> _Aim_: Output each entry that follows exactly. Images stay out.

> _Items_:
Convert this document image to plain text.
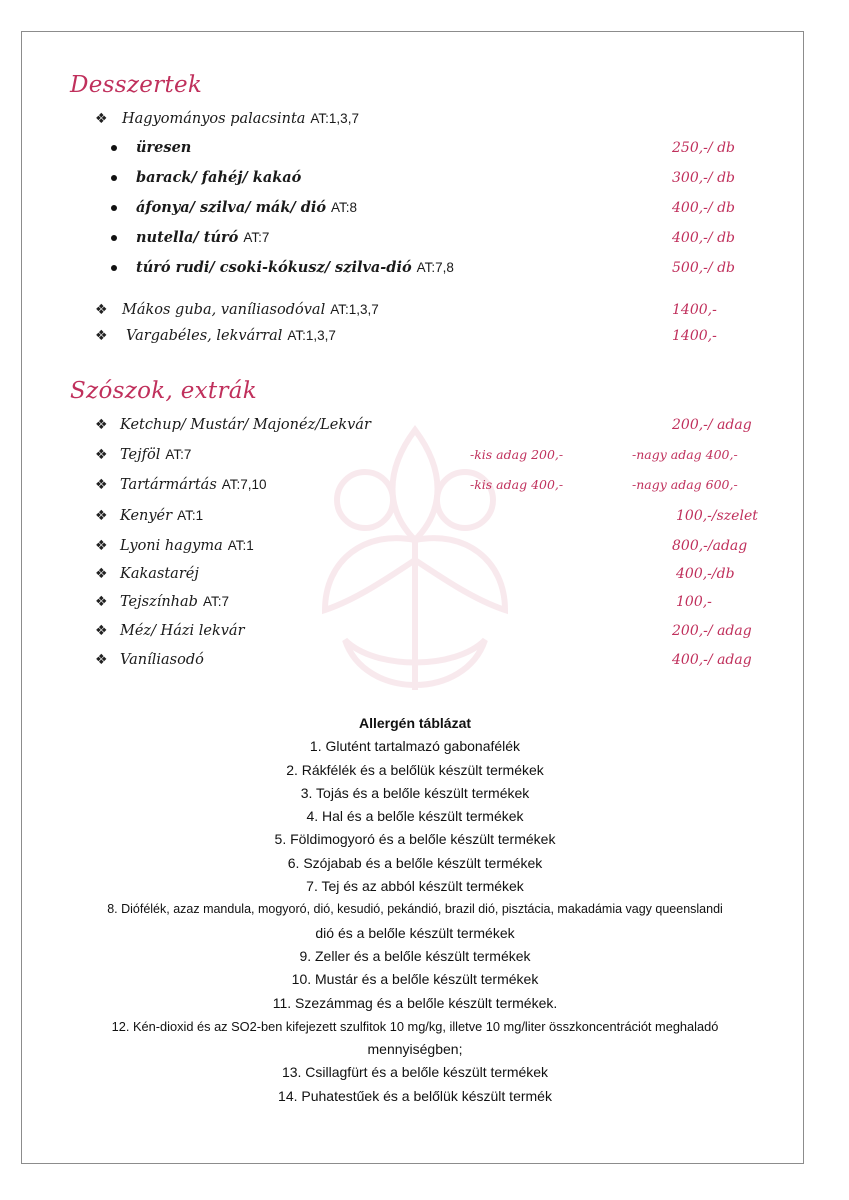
Desszertek
❖ Hagyományos palacsinta AT:1,3,7
üresen	250,-/ db
barack/ fahéj/ kakaó	300,-/ db
áfonya/ szilva/ mák/ dió AT:8	400,-/ db
nutella/ túró AT:7	400,-/ db
túró rudi/ csoki-kókusz/ szilva-dió AT:7,8	500,-/ db
❖ Mákos guba, vaníliasodóval AT:1,3,7	1400,-
❖ Vargabéles, lekvárral AT:1,3,7	1400,-
Szószok, extrák
❖ Ketchup/ Mustár/ Majonéz/Lekvár	200,-/ adag
❖ Tejföl AT:7	-kis adag 200,-	-nagy adag 400,-
❖ Tartármártás AT:7,10	-kis adag 400,-	-nagy adag 600,-
❖ Kenyér AT:1	100,-/szelet
❖ Lyoni hagyma AT:1	800,-/adag
❖ Kakastaréj	400,-/db
❖ Tejszínhab AT:7	100,-
❖ Méz/ Házi lekvár	200,-/ adag
❖ Vaníliasodó	400,-/ adag
Allergén táblázat
1. Glutént tartalmazó gabonafélék
2. Rákfélék és a belőlük készült termékek
3. Tojás és a belőle készült termékek
4. Hal és a belőle készült termékek
5. Földimogyoró és a belőle készült termékek
6. Szójabab és a belőle készült termékek
7. Tej és az abból készült termékek
8. Diófélék, azaz mandula, mogyoró, dió, kesudió, pekándió, brazil dió, pisztácia, makadámia vagy queenslandi
dió és a belőle készült termékek
9. Zeller és a belőle készült termékek
10. Mustár és a belőle készült termékek
11. Szezámmag és a belőle készült termékek.
12. Kén-dioxid és az SO2-ben kifejezett szulfitok 10 mg/kg, illetve 10 mg/liter összkoncentrációt meghaladó
mennyiségben;
13. Csillagfürt és a belőle készült termékek
14. Puhatestűek és a belőlük készült termék
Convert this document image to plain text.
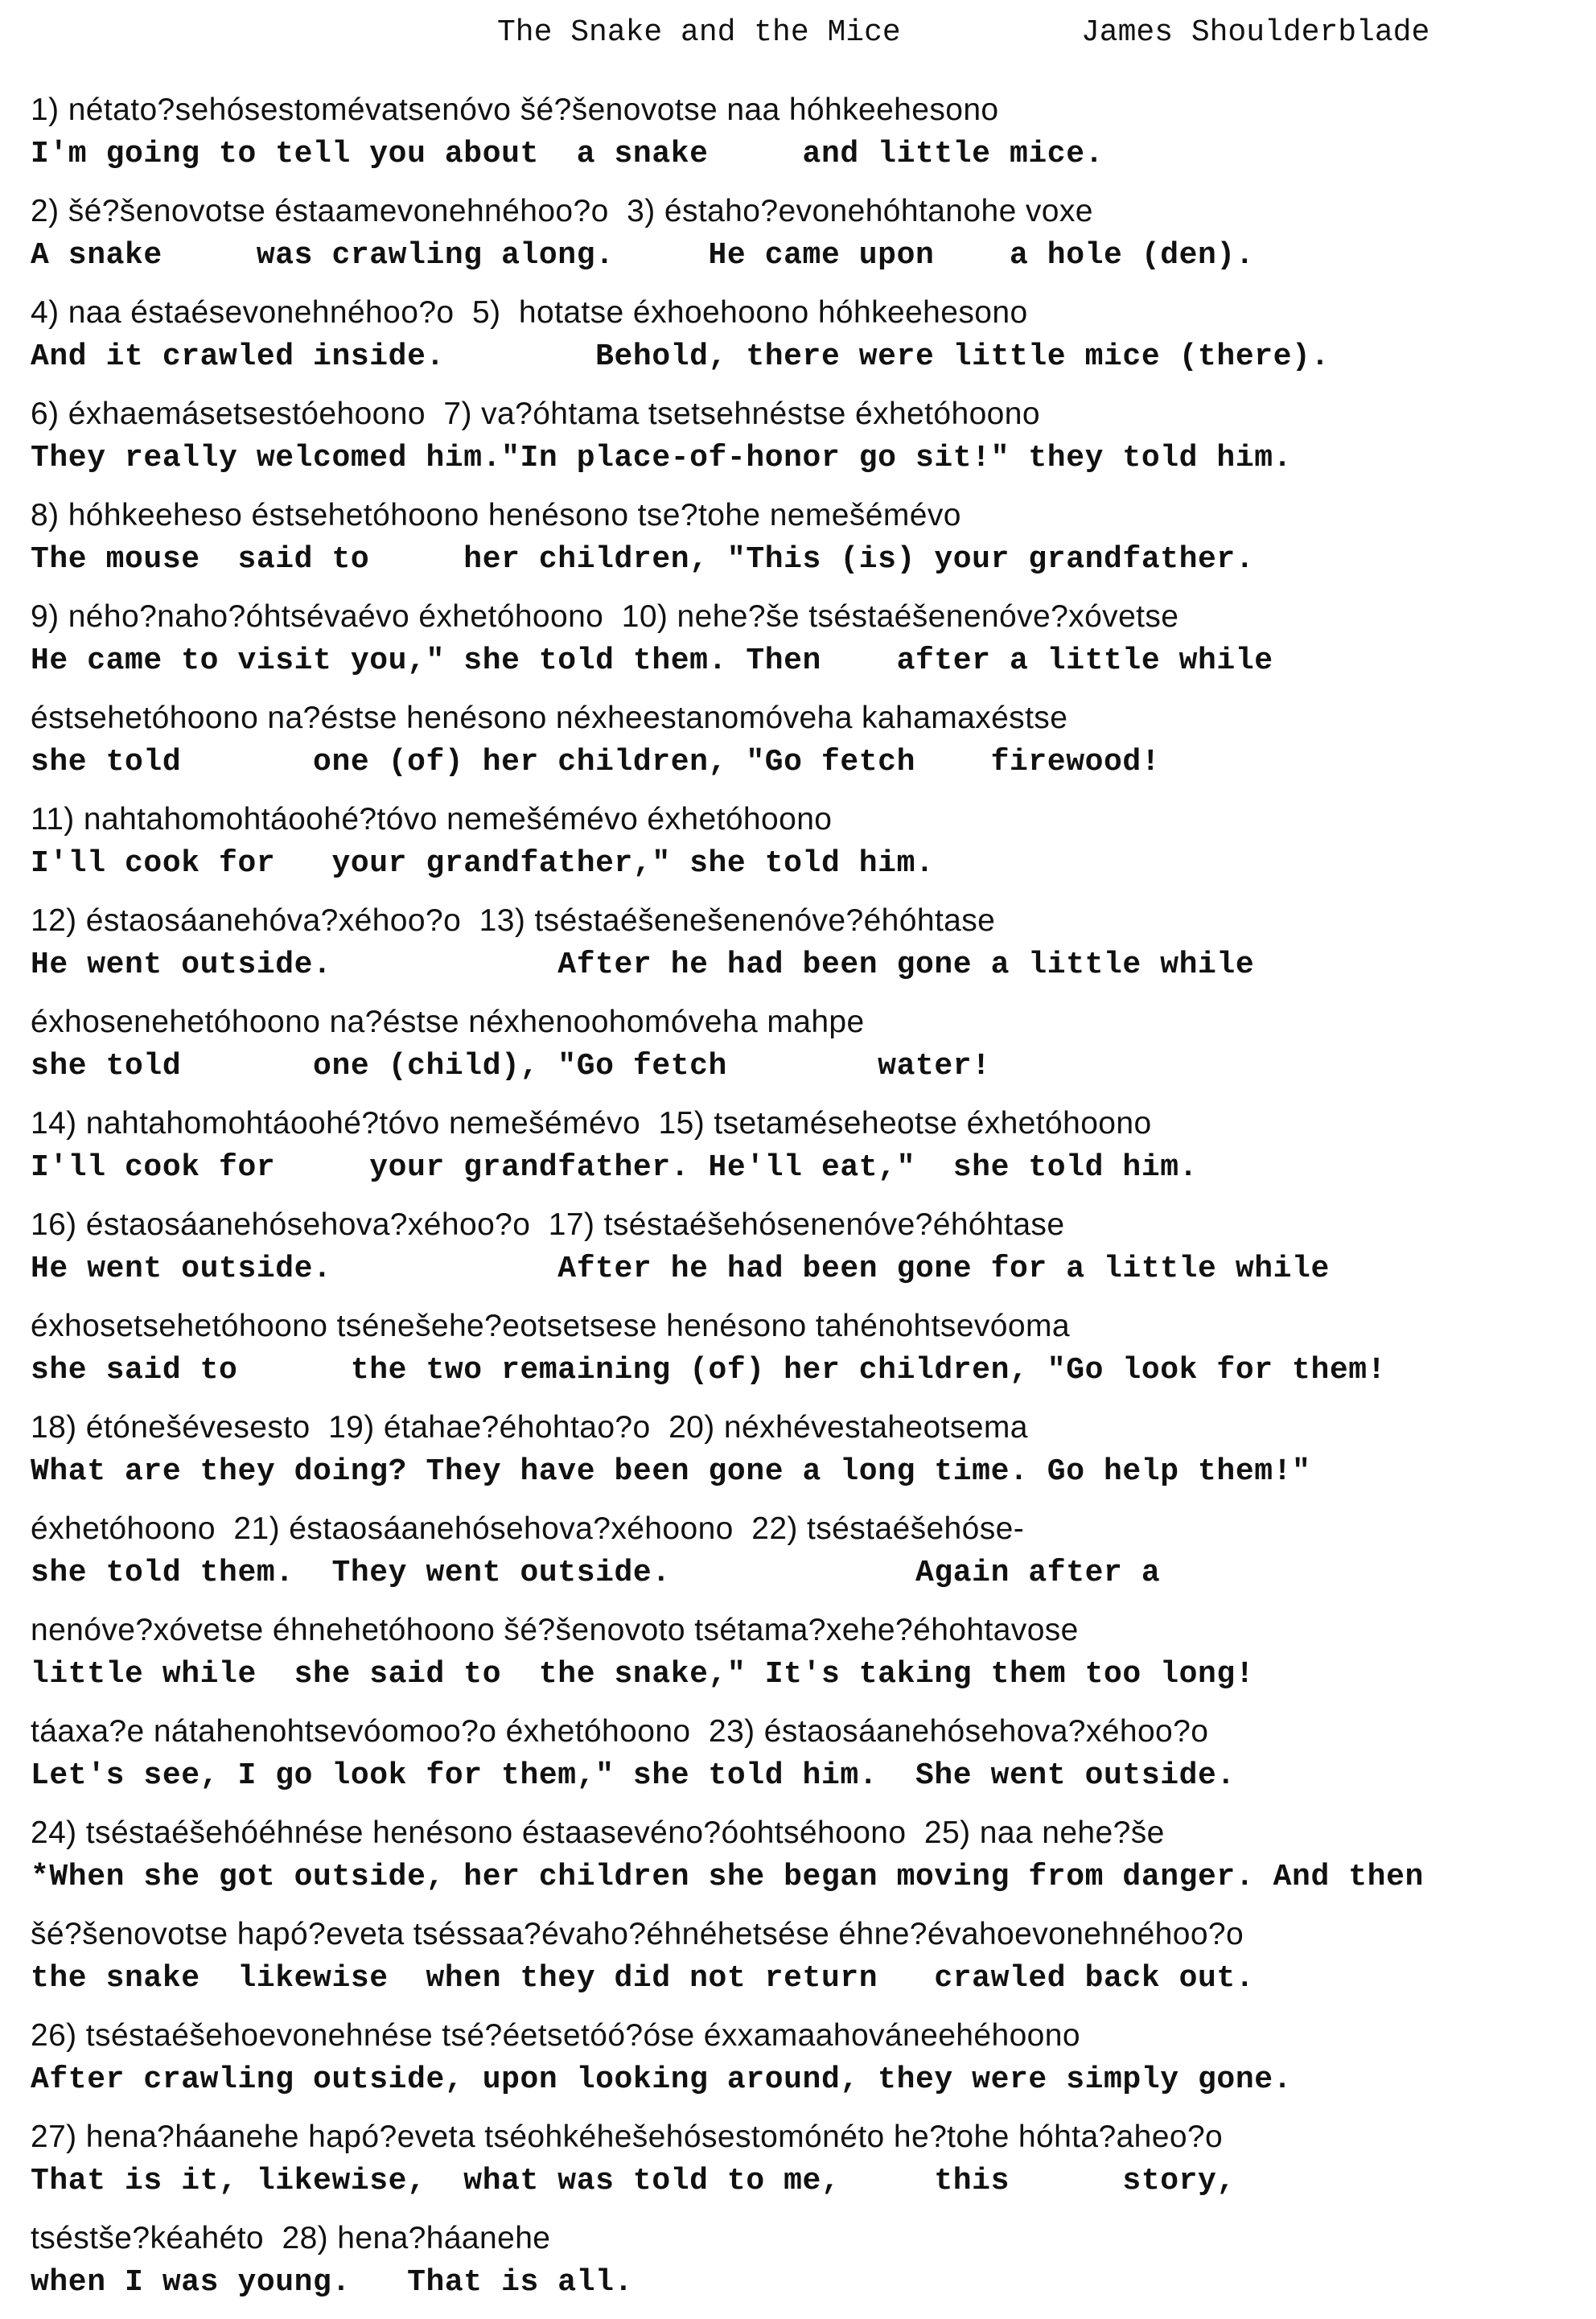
The Snake and the Mice	James Shoulderblade
1) nétato?sehósestomévatsenóvo šé?šenovotse naa hóhkeehesono
I'm going to tell you about  a snake     and little mice.
2) šé?šenovotse éstaamevonehnéhoo?o  3) éstaho?evonehóhtanohe voxe
A snake     was crawling along.     He came upon    a hole (den).
4) naa éstaésevonehnéhoo?o  5)  hotatse éxhoehoono hóhkeehesono
And it crawled inside.        Behold, there were little mice (there).
6) éxhaemásetsestóehoono  7) va?óhtama tsetsehnéstse éxhetóhoono
They really welcomed him."In place-of-honor go sit!" they told him.
8) hóhkeeheso éstsehetóhoono henésono tse?tohe nemešémévo
The mouse  said to     her children, "This (is) your grandfather.
9) ného?naho?óhtsévaévo éxhetóhoono  10) nehe?še tséstaéšenenóve?xóvetse
He came to visit you," she told them. Then    after a little while
éstsehetóhoono na?éstse henésono néxheestanomóveha kahamaxéstse
she told       one (of) her children, "Go fetch    firewood!
11) nahtahomohtáoohé?tóvo nemešémévo éxhetóhoono
I'll cook for   your grandfather," she told him.
12) éstaosáanehóva?xéhoo?o  13) tséstaéšenešenenóve?éhóhtase
He went outside.            After he had been gone a little while
éxhosenehetóhoono na?éstse néxhenoohomóveha mahpe
she told       one (child), "Go fetch        water!
14) nahtahomohtáoohé?tóvo nemešémévo  15) tsetaméseheotse éxhetóhoono
I'll cook for     your grandfather. He'll eat,"  she told him.
16) éstaosáanehósehova?xéhoo?o  17) tséstaéšehósenenóve?éhóhtase
He went outside.            After he had been gone for a little while
éxhosetsehetóhoono tsénešehe?eotsetsese henésono tahénohtsevóoma
she said to      the two remaining (of) her children, "Go look for them!
18) étónešévesesto  19) étahae?éhohtao?o  20) néxhévestaheotsema
What are they doing? They have been gone a long time. Go help them!"
éxhetóhoono  21) éstaosáanehósehova?xéhoono  22) tséstaéšehóse-
she told them.  They went outside.             Again after a
nenóve?xóvetse éhnehetóhoono šé?šenovoto tsétama?xehe?éhohtavose
little while  she said to  the snake," It's taking them too long!
táaxa?e nátahenohtsevóomoo?o éxhetóhoono  23) éstaosáanehósehova?xéhoo?o
Let's see, I go look for them," she told him.  She went outside.
24) tséstaéšehóéhnése henésono éstaasevéno?óohtséhoono  25) naa nehe?še
*When she got outside, her children she began moving from danger. And then
šé?šenovotse hapó?eveta tséssaa?évaho?éhnéhetsése éhne?évahoevonehnéhoo?o
the snake  likewise  when they did not return   crawled back out.
26) tséstaéšehoevonehnése tsé?éetsetóó?óse éxxamaahováneehéhoono
After crawling outside, upon looking around, they were simply gone.
27) hena?háanehe hapó?eveta tséohkéhešehósestomónéto he?tohe hóhta?aheo?o
That is it, likewise,  what was told to me,     this      story,
tséstše?kéahéto  28) hena?háanehe
when I was young.   That is all.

> _Task solution_:
Convert this document image to plain text.
Desszertek
❖ Hagyományos palacsinta AT:1,3,7
üresen	250,-/ db
barack/ fahéj/ kakaó	300,-/ db
áfonya/ szilva/ mák/ dió AT:8	400,-/ db
nutella/ túró AT:7	400,-/ db
túró rudi/ csoki-kókusz/ szilva-dió AT:7,8	500,-/ db
❖ Mákos guba, vaníliasodóval AT:1,3,7	1400,-
❖ Vargabéles, lekvárral AT:1,3,7	1400,-
Szószok, extrák
❖ Ketchup/ Mustár/ Majonéz/Lekvár	200,-/ adag
❖ Tejföl AT:7	-kis adag 200,-	-nagy adag 400,-
❖ Tartármártás AT:7,10	-kis adag 400,-	-nagy adag 600,-
❖ Kenyér AT:1	100,-/szelet
❖ Lyoni hagyma AT:1	800,-/adag
❖ Kakastaréj	400,-/db
❖ Tejszínhab AT:7	100,-
❖ Méz/ Házi lekvár	200,-/ adag
❖ Vaníliasodó	400,-/ adag
Allergén táblázat
1. Glutént tartalmazó gabonafélék
2. Rákfélék és a belőlük készült termékek
3. Tojás és a belőle készült termékek
4. Hal és a belőle készült termékek
5. Földimogyoró és a belőle készült termékek
6. Szójabab és a belőle készült termékek
7. Tej és az abból készült termékek
8. Diófélék, azaz mandula, mogyoró, dió, kesudió, pekándió, brazil dió, pisztácia, makadámia vagy queenslandi
dió és a belőle készült termékek
9. Zeller és a belőle készült termékek
10. Mustár és a belőle készült termékek
11. Szezámmag és a belőle készült termékek.
12. Kén-dioxid és az SO2-ben kifejezett szulfitok 10 mg/kg, illetve 10 mg/liter összkoncentrációt meghaladó
mennyiségben;
13. Csillagfürt és a belőle készült termékek
14. Puhatestűek és a belőlük készült termék
Convert this document image to plain text.
The Snake and the Mice	James Shoulderblade
1) nétato?sehósestomévatsenóvo šé?šenovotse naa hóhkeehesono
I'm going to tell you about  a snake     and little mice.
2) šé?šenovotse éstaamevonehnéhoo?o  3) éstaho?evonehóhtanohe voxe
A snake     was crawling along.     He came upon    a hole (den).
4) naa éstaésevonehnéhoo?o  5)  hotatse éxhoehoono hóhkeehesono
And it crawled inside.        Behold, there were little mice (there).
6) éxhaemásetsestóehoono  7) va?óhtama tsetsehnéstse éxhetóhoono
They really welcomed him."In place-of-honor go sit!" they told him.
8) hóhkeeheso éstsehetóhoono henésono tse?tohe nemešémévo
The mouse  said to     her children, "This (is) your grandfather.
9) ného?naho?óhtsévaévo éxhetóhoono  10) nehe?še tséstaéšenenóve?xóvetse
He came to visit you," she told them. Then    after a little while
éstsehetóhoono na?éstse henésono néxheestanomóveha kahamaxéstse
she told       one (of) her children, "Go fetch    firewood!
11) nahtahomohtáoohé?tóvo nemešémévo éxhetóhoono
I'll cook for   your grandfather," she told him.
12) éstaosáanehóva?xéhoo?o  13) tséstaéšenešenenóve?éhóhtase
He went outside.            After he had been gone a little while
éxhosenehetóhoono na?éstse néxhenoohomóveha mahpe
she told       one (child), "Go fetch        water!
14) nahtahomohtáoohé?tóvo nemešémévo  15) tsetaméseheotse éxhetóhoono
I'll cook for     your grandfather. He'll eat,"  she told him.
16) éstaosáanehósehova?xéhoo?o  17) tséstaéšehósenenóve?éhóhtase
He went outside.            After he had been gone for a little while
éxhosetsehetóhoono tsénešehe?eotsetsese henésono tahénohtsevóoma
she said to      the two remaining (of) her children, "Go look for them!
18) étónešévesesto  19) étahae?éhohtao?o  20) néxhévestaheotsema
What are they doing? They have been gone a long time. Go help them!"
éxhetóhoono  21) éstaosáanehósehova?xéhoono  22) tséstaéšehóse-
she told them.  They went outside.             Again after a
nenóve?xóvetse éhnehetóhoono šé?šenovoto tsétama?xehe?éhohtavose
little while  she said to  the snake," It's taking them too long!
táaxa?e nátahenohtsevóomoo?o éxhetóhoono  23) éstaosáanehósehova?xéhoo?o
Let's see, I go look for them," she told him.  She went outside.
24) tséstaéšehóéhnése henésono éstaasevéno?óohtséhoono  25) naa nehe?še
*When she got outside, her children she began moving from danger. And then
šé?šenovotse hapó?eveta tséssaa?évaho?éhnéhetsése éhne?évahoevonehnéhoo?o
the snake  likewise  when they did not return   crawled back out.
26) tséstaéšehoevonehnése tsé?éetsetóó?óse éxxamaahováneehéhoono
After crawling outside, upon looking around, they were simply gone.
27) hena?háanehe hapó?eveta tséohkéhešehósestomónéto he?tohe hóhta?aheo?o
That is it, likewise,  what was told to me,     this      story,
tséstše?kéahéto  28) hena?háanehe
when I was young.   That is all.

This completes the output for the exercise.